## Set exercise:
Wherever a line below holds the word "geben", copy that line.

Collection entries

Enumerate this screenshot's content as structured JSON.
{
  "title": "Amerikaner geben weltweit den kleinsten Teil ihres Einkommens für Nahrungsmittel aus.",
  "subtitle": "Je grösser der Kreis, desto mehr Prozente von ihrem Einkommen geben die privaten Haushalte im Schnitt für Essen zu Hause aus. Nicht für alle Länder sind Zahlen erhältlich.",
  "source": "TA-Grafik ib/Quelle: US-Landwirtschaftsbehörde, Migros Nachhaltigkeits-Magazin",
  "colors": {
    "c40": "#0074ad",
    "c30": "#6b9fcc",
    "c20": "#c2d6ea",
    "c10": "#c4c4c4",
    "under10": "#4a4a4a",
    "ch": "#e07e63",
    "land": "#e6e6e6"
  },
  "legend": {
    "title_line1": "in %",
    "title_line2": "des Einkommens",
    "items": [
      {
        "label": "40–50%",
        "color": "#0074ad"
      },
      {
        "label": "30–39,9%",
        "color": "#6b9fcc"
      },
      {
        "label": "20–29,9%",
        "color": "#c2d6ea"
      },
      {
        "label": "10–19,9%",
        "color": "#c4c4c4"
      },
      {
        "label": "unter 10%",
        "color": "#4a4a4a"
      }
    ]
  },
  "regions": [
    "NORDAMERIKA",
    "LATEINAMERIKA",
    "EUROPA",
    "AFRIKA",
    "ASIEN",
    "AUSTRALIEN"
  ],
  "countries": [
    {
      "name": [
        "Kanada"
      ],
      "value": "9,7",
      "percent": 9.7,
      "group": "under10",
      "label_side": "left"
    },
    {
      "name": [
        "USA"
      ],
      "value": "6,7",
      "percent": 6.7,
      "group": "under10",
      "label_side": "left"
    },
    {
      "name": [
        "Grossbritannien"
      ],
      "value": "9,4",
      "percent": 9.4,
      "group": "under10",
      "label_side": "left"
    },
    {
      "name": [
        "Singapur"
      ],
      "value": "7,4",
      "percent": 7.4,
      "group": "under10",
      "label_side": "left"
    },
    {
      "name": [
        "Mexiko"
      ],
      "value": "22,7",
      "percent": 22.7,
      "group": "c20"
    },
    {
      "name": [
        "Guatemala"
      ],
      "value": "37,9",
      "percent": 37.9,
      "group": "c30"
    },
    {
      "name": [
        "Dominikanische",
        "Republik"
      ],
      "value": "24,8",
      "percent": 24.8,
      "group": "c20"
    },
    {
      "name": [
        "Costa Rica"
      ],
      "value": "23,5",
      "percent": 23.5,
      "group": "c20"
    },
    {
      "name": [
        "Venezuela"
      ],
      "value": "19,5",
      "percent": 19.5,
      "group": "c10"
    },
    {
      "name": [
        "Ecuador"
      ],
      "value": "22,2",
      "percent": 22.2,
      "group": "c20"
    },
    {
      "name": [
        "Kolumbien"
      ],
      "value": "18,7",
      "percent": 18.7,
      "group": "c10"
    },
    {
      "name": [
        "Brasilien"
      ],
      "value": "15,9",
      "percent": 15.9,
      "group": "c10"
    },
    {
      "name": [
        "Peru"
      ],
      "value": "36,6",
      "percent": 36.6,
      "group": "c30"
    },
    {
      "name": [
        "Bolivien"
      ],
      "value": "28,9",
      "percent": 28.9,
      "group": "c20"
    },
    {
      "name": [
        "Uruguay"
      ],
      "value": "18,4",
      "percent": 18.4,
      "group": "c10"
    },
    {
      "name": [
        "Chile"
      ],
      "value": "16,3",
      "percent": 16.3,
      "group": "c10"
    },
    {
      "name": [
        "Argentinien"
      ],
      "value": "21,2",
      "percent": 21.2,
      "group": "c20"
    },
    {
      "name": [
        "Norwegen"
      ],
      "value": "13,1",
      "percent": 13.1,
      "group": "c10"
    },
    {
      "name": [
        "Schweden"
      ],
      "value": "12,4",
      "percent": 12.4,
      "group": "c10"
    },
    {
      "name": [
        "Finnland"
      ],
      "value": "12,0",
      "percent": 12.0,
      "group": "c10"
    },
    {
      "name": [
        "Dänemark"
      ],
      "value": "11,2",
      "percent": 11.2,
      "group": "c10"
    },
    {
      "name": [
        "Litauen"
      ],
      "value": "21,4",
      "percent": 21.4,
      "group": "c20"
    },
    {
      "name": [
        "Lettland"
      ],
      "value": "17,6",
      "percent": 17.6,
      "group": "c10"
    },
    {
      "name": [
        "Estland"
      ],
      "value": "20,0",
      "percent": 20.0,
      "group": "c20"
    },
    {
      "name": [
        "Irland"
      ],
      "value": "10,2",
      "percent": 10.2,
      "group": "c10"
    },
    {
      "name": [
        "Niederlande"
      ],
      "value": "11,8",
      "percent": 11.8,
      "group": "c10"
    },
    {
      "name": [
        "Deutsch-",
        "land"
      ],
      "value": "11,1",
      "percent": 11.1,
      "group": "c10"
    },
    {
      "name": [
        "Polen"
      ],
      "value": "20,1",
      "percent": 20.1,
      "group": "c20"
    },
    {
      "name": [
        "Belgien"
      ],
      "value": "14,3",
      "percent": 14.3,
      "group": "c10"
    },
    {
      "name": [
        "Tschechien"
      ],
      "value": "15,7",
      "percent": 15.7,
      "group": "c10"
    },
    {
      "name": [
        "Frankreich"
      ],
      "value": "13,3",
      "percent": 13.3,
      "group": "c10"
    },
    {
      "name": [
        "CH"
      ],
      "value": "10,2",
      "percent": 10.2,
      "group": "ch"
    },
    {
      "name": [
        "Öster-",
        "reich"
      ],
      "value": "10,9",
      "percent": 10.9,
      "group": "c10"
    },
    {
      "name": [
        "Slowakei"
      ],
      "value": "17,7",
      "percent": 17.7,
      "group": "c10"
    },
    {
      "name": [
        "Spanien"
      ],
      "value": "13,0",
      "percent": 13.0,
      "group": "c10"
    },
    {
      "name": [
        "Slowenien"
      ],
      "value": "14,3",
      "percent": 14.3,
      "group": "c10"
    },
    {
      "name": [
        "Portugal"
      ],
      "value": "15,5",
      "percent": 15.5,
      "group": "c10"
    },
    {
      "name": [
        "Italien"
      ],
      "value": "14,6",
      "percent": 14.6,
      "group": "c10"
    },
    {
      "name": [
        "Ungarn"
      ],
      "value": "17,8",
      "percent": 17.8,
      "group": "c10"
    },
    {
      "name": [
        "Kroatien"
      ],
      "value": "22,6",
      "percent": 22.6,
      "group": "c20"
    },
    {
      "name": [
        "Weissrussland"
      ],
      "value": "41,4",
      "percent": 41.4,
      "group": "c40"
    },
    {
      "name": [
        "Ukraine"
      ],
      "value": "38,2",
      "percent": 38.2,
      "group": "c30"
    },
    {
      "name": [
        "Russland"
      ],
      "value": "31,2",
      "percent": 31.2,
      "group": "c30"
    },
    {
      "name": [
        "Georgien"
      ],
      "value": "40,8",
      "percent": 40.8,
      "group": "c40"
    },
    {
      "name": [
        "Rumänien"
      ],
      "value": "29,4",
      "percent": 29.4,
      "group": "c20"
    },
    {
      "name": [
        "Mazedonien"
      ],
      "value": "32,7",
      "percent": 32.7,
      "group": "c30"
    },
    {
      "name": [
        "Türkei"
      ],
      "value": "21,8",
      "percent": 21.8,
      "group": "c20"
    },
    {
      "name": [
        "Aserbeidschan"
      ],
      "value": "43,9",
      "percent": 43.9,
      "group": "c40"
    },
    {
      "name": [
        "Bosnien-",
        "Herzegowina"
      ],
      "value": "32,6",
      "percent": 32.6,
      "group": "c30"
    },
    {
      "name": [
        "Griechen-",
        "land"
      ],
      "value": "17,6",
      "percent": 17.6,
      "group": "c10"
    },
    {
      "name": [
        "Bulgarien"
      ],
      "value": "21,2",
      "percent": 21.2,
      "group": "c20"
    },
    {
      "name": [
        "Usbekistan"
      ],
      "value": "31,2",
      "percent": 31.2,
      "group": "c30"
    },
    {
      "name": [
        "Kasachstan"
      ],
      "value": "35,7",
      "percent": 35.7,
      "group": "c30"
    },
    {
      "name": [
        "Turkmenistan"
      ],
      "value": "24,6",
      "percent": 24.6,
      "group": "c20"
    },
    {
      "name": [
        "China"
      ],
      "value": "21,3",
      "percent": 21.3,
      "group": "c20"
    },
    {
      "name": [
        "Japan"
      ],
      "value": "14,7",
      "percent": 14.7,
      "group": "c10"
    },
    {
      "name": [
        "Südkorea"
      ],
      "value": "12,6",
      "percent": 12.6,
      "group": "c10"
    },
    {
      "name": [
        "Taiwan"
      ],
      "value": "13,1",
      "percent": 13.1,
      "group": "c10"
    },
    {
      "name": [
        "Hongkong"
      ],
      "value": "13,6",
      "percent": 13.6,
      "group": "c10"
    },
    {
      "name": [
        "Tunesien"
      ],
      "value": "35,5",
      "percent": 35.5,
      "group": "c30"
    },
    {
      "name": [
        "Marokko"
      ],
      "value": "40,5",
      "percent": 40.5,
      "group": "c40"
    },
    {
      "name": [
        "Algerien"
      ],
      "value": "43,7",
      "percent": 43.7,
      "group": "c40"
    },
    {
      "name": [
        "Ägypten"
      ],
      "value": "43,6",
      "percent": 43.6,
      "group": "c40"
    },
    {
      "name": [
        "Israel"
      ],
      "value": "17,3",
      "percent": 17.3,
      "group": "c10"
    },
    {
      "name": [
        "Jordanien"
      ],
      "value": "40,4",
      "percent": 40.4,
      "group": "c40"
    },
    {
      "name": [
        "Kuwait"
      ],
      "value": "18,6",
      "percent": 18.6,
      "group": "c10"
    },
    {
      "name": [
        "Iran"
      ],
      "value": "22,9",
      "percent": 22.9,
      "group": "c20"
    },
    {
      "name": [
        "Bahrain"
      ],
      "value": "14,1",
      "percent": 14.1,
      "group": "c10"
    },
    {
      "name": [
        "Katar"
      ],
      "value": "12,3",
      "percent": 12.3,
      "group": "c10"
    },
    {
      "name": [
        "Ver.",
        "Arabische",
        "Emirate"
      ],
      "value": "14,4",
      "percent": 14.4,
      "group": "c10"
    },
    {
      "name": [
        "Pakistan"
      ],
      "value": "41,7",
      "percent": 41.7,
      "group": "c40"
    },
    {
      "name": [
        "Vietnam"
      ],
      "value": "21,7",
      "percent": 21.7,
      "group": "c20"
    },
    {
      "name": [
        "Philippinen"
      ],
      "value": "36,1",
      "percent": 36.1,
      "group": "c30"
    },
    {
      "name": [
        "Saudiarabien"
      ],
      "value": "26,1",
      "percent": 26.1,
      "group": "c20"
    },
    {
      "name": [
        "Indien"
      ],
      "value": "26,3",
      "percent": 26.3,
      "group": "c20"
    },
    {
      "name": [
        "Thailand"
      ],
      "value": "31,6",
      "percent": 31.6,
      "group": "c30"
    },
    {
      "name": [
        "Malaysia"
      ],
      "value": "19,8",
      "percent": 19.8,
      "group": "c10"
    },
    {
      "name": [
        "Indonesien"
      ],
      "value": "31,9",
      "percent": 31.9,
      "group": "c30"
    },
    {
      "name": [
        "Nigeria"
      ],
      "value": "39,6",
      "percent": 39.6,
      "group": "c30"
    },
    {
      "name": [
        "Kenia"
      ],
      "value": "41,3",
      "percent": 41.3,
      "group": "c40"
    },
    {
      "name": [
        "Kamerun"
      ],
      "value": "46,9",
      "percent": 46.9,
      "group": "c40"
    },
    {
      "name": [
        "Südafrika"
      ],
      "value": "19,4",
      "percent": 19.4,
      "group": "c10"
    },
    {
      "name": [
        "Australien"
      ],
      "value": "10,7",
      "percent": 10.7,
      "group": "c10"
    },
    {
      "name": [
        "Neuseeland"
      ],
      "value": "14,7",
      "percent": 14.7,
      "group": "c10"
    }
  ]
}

## Response:
  "title": "Amerikaner geben weltweit den kleinsten Teil ihres Einkommens für Nahrungsmittel aus.",
  "subtitle": "Je grösser der Kreis, desto mehr Prozente von ihrem Einkommen geben die privaten Haushalte im Schnitt für Essen zu Hause aus. Nicht für alle Länder sind Zahlen erhältlich.",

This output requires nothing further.